==== DATA FOR THIS TASK ====

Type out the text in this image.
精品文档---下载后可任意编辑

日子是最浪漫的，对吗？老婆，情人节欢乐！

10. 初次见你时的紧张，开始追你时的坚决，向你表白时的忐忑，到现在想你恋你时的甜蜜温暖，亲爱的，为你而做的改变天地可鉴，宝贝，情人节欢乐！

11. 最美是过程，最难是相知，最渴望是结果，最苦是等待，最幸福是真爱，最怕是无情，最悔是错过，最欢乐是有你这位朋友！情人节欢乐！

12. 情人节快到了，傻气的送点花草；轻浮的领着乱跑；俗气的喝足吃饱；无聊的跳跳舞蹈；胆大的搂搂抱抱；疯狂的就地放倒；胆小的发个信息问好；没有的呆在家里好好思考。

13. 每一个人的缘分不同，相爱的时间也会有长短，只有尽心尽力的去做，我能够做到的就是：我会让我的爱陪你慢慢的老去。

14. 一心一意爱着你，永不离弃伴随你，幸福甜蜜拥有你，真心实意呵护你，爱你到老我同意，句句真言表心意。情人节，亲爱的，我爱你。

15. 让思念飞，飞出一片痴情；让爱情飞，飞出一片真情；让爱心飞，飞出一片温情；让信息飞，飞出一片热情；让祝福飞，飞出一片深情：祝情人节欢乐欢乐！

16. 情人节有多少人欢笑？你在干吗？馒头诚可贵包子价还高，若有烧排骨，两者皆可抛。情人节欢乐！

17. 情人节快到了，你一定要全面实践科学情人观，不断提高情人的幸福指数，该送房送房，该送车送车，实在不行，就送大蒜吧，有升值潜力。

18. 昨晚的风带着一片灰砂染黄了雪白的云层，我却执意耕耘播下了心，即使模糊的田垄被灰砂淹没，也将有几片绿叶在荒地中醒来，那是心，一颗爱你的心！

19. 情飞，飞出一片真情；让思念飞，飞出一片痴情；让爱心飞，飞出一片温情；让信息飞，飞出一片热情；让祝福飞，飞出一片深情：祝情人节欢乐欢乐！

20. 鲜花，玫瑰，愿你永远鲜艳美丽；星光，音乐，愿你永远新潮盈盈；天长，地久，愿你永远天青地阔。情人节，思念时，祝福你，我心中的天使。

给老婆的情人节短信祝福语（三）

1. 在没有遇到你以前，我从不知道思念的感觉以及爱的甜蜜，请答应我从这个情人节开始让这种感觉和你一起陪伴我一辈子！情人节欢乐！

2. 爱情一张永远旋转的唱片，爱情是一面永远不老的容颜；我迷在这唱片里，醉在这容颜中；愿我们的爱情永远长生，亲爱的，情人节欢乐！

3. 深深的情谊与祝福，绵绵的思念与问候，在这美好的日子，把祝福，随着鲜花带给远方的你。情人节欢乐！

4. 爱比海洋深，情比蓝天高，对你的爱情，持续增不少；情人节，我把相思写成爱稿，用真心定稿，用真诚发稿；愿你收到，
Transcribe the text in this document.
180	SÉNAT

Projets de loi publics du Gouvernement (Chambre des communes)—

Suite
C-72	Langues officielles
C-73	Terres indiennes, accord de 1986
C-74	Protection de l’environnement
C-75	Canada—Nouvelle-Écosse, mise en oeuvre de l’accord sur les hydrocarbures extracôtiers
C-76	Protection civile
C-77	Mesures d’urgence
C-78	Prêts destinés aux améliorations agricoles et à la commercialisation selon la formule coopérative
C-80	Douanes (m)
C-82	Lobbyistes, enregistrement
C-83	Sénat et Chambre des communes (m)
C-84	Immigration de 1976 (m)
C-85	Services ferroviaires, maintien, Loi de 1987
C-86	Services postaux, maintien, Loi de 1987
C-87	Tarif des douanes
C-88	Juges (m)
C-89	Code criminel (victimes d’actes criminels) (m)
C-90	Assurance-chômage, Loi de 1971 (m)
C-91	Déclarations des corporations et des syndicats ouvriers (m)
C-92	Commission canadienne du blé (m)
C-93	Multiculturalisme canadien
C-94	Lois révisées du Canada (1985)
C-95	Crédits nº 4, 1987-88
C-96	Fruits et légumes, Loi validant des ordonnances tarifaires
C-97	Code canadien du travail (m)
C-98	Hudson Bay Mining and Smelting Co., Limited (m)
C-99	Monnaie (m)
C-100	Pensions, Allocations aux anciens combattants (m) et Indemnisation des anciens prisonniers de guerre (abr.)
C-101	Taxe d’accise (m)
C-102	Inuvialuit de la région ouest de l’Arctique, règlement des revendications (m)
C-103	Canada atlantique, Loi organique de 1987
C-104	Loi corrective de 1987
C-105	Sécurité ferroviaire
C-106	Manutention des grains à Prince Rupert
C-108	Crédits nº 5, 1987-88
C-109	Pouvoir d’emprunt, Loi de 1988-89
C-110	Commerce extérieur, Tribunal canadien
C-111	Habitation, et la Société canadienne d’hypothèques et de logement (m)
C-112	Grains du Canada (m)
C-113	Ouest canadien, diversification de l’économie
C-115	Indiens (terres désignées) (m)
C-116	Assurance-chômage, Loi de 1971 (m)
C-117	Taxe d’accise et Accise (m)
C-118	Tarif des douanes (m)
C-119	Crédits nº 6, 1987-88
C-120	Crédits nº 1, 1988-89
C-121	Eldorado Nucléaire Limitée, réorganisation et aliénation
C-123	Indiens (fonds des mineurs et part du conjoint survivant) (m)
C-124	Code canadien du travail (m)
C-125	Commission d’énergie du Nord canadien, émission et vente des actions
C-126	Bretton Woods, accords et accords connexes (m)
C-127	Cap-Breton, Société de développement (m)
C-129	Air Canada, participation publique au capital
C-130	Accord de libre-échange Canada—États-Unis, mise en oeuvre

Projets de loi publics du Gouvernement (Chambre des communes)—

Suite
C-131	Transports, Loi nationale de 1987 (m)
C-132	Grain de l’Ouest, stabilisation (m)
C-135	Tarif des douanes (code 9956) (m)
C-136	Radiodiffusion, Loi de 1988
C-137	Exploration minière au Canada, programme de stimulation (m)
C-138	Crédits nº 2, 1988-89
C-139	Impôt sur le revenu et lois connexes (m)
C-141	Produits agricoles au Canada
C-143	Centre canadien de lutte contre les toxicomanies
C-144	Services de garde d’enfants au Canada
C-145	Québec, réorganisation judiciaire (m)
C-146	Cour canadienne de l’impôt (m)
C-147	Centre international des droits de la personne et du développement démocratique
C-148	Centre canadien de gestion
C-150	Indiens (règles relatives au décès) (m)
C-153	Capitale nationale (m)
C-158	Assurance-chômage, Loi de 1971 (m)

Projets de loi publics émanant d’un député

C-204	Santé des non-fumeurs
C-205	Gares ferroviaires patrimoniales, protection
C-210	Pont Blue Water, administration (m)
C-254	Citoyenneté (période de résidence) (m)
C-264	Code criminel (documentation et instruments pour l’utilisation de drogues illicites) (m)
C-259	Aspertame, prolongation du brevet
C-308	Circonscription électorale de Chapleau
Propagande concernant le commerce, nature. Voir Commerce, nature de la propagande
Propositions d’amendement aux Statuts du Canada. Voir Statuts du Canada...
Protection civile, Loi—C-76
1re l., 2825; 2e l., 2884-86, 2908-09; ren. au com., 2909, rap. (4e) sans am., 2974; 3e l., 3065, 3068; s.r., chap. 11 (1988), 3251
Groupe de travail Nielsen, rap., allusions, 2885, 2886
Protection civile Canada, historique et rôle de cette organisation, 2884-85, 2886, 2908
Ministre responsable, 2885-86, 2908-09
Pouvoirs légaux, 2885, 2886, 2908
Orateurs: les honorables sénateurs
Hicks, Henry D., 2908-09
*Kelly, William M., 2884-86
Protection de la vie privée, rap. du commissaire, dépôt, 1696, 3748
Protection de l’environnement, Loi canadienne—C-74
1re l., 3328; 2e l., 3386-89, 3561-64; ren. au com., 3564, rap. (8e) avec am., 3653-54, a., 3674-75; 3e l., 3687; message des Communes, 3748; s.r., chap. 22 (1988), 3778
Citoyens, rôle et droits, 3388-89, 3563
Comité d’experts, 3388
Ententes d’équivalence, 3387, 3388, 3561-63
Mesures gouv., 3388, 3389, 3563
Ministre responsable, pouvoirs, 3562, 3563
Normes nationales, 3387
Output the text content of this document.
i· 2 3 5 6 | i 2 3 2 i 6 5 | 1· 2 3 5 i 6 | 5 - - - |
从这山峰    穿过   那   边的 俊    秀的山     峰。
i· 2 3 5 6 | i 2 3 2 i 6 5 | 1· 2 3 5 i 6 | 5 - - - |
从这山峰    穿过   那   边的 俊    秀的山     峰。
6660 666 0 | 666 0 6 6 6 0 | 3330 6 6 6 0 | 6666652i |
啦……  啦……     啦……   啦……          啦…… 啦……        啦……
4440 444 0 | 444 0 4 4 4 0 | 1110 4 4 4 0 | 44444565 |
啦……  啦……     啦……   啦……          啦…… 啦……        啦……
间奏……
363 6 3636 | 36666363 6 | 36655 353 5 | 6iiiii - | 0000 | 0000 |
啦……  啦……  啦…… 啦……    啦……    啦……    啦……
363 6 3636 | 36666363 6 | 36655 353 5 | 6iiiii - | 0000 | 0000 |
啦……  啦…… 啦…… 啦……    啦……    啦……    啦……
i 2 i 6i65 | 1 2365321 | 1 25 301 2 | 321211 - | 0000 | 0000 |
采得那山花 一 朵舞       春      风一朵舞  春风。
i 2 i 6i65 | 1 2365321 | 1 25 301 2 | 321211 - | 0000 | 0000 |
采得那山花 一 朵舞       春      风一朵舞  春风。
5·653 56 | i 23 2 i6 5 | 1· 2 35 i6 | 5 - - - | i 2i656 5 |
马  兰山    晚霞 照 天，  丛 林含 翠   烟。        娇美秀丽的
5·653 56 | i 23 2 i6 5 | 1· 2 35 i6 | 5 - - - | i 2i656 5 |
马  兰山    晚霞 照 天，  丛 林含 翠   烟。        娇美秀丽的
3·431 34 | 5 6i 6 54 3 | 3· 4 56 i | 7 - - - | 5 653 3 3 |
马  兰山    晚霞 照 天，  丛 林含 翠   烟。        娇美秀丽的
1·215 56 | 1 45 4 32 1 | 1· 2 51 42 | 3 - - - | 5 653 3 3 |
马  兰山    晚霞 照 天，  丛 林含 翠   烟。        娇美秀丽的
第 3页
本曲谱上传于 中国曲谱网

====

▶ [REQUIREMENTS] Return each full line of the entries that contains the word "agricoles".

▶ [PROBLEM SOLUTION]
C-78	Prêts destinés aux améliorations agricoles et à la commercialisation selon la formule coopérative
C-141	Produits agricoles au Canada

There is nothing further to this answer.